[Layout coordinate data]
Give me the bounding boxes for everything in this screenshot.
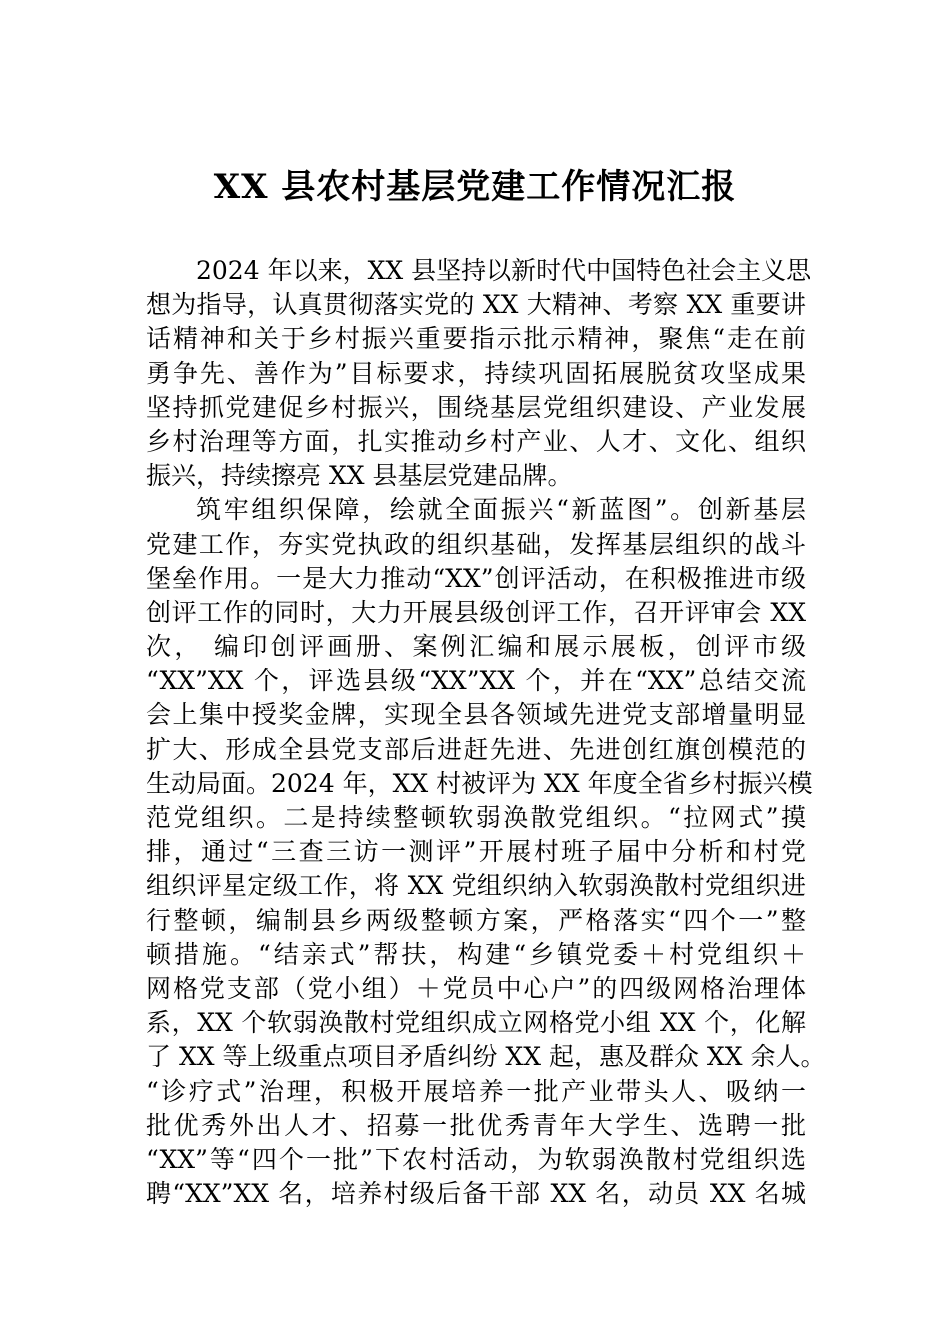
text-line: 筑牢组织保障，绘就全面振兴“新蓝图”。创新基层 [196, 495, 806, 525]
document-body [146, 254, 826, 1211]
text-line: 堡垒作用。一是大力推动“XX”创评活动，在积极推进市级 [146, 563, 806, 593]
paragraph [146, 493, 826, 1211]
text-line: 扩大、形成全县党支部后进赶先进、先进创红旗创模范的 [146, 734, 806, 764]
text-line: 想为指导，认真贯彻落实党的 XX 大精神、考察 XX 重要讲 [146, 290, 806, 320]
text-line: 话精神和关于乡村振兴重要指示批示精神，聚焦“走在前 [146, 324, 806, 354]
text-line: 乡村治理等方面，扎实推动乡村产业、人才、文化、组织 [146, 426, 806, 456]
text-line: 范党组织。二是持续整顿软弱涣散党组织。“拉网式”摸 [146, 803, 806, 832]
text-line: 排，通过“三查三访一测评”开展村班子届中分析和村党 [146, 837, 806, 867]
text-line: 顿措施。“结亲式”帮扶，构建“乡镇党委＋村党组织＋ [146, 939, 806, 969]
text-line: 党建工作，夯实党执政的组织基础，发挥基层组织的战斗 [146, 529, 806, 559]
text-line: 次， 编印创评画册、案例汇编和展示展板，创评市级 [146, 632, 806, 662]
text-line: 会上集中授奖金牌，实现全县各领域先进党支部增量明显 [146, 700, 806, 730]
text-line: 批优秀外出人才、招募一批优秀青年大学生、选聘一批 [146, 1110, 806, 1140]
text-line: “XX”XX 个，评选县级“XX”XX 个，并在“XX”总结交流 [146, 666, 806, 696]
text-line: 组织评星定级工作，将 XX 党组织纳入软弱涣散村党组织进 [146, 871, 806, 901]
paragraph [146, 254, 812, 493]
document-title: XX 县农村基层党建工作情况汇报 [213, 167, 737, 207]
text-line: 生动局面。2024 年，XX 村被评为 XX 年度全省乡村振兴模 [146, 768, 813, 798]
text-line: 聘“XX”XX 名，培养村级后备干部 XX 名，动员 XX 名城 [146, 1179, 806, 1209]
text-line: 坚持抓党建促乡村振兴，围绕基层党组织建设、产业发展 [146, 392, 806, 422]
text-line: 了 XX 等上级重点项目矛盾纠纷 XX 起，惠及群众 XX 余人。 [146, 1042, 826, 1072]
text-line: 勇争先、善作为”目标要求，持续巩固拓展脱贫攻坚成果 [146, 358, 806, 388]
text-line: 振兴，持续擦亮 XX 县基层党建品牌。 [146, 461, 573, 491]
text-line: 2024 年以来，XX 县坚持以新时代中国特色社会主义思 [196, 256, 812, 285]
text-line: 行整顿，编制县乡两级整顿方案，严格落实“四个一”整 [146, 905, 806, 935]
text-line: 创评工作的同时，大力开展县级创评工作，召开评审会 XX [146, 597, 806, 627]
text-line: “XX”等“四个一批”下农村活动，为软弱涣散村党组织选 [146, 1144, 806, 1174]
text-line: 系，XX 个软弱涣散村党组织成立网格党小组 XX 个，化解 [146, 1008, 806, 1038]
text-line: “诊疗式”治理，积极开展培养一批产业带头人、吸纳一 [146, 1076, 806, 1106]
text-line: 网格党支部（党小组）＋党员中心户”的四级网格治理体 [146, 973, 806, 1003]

--

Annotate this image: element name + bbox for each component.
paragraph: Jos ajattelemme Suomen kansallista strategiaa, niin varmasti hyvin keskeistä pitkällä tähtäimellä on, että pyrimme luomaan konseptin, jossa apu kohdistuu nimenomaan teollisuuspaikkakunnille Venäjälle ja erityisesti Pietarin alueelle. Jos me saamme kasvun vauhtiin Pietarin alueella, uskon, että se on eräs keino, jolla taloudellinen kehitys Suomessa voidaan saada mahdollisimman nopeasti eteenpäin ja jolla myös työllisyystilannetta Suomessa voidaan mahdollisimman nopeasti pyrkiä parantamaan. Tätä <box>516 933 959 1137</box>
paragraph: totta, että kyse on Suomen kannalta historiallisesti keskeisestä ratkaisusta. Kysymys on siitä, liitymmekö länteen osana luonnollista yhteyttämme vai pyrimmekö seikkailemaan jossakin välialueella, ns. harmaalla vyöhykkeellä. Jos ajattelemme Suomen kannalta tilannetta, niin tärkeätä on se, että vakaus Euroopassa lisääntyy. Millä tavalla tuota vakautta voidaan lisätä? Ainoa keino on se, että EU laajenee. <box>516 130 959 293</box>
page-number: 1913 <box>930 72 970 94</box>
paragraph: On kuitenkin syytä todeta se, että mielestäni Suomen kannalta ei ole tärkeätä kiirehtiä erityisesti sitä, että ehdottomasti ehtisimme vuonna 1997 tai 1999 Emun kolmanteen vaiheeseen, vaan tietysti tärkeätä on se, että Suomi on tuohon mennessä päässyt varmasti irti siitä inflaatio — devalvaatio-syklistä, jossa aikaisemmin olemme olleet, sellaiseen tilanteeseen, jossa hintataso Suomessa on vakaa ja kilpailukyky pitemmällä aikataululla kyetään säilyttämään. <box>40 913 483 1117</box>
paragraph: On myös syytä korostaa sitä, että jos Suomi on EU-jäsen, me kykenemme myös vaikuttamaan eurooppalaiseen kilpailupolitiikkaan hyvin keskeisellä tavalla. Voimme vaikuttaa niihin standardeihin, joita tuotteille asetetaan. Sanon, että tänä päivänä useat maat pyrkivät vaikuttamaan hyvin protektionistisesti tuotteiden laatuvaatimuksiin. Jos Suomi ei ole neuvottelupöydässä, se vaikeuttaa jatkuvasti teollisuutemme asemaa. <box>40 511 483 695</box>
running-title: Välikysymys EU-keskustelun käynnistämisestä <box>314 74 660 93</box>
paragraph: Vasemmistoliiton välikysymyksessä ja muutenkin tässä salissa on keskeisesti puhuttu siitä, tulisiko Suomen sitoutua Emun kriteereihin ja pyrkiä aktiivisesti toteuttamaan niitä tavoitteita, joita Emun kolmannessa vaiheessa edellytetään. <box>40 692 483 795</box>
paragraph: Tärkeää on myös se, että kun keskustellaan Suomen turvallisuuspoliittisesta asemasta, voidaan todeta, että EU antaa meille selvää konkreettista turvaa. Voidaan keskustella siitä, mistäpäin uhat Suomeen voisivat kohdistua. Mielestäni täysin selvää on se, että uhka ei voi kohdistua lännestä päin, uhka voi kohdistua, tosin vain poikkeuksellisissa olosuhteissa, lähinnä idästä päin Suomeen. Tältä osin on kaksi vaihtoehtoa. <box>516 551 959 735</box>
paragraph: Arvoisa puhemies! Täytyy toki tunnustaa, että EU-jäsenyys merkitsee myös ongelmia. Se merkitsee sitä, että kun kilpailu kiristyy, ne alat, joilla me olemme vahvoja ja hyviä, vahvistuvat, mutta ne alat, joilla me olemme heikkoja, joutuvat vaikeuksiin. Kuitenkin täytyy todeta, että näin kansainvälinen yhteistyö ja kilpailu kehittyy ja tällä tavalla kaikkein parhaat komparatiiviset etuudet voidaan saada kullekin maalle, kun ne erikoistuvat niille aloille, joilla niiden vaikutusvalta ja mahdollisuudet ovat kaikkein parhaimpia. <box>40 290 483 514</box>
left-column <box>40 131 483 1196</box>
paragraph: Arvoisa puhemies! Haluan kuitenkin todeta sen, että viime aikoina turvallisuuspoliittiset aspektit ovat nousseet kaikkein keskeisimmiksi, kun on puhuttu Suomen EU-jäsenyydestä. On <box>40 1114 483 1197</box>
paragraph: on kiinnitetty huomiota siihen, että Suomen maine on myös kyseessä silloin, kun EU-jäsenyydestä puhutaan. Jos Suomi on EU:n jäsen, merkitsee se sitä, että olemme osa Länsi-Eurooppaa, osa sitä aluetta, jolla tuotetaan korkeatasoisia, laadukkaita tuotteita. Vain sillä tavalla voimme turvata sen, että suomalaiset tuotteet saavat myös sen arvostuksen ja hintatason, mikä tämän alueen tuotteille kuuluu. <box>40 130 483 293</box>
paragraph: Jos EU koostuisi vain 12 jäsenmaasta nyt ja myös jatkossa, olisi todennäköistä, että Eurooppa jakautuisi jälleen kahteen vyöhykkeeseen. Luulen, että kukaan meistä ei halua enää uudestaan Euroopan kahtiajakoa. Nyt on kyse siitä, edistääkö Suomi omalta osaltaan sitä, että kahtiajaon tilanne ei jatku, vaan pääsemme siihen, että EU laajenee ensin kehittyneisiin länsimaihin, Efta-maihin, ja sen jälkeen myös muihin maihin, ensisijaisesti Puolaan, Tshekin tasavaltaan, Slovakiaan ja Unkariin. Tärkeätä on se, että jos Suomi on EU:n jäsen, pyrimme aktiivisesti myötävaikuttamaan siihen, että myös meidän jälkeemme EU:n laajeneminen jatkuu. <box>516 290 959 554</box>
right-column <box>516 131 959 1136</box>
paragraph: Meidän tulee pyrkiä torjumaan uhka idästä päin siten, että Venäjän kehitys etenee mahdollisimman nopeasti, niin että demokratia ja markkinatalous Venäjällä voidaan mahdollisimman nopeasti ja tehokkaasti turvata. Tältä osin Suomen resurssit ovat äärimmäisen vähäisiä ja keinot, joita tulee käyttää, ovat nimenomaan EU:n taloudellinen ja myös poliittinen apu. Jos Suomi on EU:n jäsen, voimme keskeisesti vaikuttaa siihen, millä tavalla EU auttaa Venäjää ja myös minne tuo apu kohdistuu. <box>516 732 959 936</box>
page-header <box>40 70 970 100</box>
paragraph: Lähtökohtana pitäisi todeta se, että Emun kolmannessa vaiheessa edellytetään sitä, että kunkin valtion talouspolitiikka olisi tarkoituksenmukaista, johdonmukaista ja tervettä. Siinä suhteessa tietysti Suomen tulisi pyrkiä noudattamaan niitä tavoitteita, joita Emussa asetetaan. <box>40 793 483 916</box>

→ What the task asks
Reproduce the lines above, beginning with the line that contains "Annotate this image: element" and continuing through the line that contains "page-number: 1913 <box>930 72 970 94</box>", both included.

→ Worked answer
Annotate this image: element name + bbox for each component.
paragraph: Jos ajattelemme Suomen kansallista strategiaa, niin varmasti hyvin keskeistä pitkällä tähtäimellä on, että pyrimme luomaan konseptin, jossa apu kohdistuu nimenomaan teollisuuspaikkakunnille Venäjälle ja erityisesti Pietarin alueelle. Jos me saamme kasvun vauhtiin Pietarin alueella, uskon, että se on eräs keino, jolla taloudellinen kehitys Suomessa voidaan saada mahdollisimman nopeasti eteenpäin ja jolla myös työllisyystilannetta Suomessa voidaan mahdollisimman nopeasti pyrkiä parantamaan. Tätä <box>516 933 959 1137</box>
paragraph: totta, että kyse on Suomen kannalta historiallisesti keskeisestä ratkaisusta. Kysymys on siitä, liitymmekö länteen osana luonnollista yhteyttämme vai pyrimmekö seikkailemaan jossakin välialueella, ns. harmaalla vyöhykkeellä. Jos ajattelemme Suomen kannalta tilannetta, niin tärkeätä on se, että vakaus Euroopassa lisääntyy. Millä tavalla tuota vakautta voidaan lisätä? Ainoa keino on se, että EU laajenee. <box>516 130 959 293</box>
page-number: 1913 <box>930 72 970 94</box>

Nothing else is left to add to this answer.